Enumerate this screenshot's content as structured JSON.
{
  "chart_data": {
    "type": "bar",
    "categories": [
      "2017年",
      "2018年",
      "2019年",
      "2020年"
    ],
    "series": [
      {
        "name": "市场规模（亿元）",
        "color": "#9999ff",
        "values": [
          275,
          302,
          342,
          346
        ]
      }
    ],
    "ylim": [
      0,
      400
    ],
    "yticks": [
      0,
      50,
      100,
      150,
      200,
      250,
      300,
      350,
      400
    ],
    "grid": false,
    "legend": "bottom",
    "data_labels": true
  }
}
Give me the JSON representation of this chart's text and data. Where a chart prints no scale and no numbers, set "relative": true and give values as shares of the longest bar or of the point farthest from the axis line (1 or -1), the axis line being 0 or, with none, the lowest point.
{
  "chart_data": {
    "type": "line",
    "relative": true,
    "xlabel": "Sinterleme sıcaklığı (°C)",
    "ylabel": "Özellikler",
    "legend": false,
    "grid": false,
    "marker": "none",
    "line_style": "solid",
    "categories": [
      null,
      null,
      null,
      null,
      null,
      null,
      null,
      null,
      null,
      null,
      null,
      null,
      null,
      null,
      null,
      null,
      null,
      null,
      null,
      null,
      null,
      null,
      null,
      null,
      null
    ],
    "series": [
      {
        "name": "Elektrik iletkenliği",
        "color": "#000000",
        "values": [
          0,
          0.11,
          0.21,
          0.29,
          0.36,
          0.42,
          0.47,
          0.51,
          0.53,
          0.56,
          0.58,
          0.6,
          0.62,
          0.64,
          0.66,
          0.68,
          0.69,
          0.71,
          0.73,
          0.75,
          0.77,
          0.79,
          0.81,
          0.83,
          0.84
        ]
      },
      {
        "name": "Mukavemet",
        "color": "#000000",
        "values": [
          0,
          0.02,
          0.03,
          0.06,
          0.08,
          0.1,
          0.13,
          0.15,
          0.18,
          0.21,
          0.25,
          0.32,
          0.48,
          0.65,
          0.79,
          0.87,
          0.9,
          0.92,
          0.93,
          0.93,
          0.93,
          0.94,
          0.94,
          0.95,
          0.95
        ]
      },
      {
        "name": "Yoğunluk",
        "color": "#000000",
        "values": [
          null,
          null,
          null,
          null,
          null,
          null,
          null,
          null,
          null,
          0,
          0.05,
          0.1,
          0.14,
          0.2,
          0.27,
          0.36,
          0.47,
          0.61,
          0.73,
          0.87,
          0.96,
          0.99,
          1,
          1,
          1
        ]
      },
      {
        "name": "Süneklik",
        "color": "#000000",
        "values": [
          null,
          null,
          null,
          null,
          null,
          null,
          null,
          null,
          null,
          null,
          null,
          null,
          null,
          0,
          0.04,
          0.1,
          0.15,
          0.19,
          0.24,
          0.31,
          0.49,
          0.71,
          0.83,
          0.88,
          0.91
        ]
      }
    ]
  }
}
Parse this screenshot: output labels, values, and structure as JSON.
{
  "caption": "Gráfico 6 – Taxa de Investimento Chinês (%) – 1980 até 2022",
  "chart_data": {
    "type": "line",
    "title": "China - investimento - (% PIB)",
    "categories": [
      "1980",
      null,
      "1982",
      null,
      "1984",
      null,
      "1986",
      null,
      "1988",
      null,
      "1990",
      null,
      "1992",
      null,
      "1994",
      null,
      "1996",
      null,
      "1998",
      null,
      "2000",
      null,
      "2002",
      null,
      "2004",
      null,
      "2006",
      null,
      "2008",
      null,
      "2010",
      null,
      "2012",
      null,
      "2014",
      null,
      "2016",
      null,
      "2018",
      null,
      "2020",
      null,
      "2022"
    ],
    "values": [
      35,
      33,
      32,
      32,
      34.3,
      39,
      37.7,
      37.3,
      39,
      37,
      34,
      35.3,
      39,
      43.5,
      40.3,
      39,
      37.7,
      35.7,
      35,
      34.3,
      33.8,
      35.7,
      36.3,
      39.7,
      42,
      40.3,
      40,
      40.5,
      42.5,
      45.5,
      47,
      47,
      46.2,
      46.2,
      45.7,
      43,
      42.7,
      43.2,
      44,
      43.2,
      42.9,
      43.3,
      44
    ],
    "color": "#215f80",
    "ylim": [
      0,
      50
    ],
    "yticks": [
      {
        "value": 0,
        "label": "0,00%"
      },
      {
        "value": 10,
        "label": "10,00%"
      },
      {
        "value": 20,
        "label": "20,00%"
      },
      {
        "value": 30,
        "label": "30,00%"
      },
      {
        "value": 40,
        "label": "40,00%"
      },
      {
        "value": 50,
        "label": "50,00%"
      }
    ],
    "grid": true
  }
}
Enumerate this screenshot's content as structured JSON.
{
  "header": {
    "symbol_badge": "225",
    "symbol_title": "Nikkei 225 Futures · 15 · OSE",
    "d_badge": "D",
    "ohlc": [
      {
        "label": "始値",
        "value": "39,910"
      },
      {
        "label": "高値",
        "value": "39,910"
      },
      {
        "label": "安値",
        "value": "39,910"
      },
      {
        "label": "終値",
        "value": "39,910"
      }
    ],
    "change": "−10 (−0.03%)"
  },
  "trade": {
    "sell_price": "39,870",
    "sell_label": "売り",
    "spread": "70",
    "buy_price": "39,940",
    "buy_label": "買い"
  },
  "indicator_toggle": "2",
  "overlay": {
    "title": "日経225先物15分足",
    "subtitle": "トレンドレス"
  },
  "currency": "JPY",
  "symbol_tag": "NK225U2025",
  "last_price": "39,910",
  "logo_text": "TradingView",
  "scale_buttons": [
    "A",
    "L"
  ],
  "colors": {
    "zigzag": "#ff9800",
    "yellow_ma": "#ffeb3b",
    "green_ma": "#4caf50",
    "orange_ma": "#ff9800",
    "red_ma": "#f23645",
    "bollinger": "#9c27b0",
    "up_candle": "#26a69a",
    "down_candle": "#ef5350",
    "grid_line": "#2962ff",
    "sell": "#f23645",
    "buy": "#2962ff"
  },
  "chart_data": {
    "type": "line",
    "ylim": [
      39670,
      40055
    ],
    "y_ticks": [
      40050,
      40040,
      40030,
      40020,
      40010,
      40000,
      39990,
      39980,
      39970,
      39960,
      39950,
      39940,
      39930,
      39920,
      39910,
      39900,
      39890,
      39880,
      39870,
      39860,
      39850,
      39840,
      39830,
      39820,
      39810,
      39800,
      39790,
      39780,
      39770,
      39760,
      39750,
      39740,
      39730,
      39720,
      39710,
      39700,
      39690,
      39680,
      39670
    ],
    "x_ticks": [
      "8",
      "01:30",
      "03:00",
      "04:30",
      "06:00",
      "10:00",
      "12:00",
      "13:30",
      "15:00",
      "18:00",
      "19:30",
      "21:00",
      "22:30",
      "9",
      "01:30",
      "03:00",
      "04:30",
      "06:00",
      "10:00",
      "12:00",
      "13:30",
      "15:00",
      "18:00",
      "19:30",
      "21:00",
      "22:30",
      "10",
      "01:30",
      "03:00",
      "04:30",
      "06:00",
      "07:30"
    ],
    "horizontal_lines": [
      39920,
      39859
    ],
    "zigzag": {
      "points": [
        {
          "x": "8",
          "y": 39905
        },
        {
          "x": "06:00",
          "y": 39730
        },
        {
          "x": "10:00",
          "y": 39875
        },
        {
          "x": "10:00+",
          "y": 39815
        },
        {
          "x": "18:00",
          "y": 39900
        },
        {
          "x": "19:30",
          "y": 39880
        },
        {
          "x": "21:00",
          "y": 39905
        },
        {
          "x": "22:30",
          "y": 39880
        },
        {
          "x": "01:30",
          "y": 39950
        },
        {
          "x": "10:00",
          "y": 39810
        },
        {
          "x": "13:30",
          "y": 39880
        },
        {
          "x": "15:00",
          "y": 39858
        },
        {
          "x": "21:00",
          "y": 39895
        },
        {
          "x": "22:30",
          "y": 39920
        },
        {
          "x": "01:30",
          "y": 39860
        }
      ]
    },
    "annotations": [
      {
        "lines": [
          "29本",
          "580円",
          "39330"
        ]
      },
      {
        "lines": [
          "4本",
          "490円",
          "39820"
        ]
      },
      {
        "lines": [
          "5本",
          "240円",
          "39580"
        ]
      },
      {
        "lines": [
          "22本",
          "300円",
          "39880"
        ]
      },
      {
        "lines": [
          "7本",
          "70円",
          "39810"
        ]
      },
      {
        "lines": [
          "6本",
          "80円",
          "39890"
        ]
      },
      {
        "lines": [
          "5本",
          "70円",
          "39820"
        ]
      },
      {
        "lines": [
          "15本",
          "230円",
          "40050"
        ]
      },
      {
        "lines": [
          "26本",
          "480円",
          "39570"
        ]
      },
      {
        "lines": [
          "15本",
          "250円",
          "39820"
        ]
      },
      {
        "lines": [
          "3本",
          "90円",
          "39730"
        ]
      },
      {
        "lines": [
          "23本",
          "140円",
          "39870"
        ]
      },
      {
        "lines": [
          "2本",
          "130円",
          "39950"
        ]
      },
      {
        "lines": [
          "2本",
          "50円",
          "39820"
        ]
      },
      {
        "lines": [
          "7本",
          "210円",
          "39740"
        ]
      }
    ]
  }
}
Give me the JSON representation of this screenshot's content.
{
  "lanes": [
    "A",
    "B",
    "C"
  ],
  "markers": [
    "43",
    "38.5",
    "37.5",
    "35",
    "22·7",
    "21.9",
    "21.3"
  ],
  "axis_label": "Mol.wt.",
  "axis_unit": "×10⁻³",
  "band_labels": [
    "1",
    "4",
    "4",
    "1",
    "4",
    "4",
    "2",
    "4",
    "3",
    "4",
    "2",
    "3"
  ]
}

· · ·

**Problem requirements**
Pull out the lines above in which the word "Give" appears.

**The answer**
Give me the JSON representation of this chart's text and data. Where a chart prints no scale and no numbers, set "relative": true and give values as shares of the longest bar or of the point farthest from the axis line (1 or -1), the axis line being 0 or, with none, the lowest point.
Give me the JSON representation of this screenshot's content.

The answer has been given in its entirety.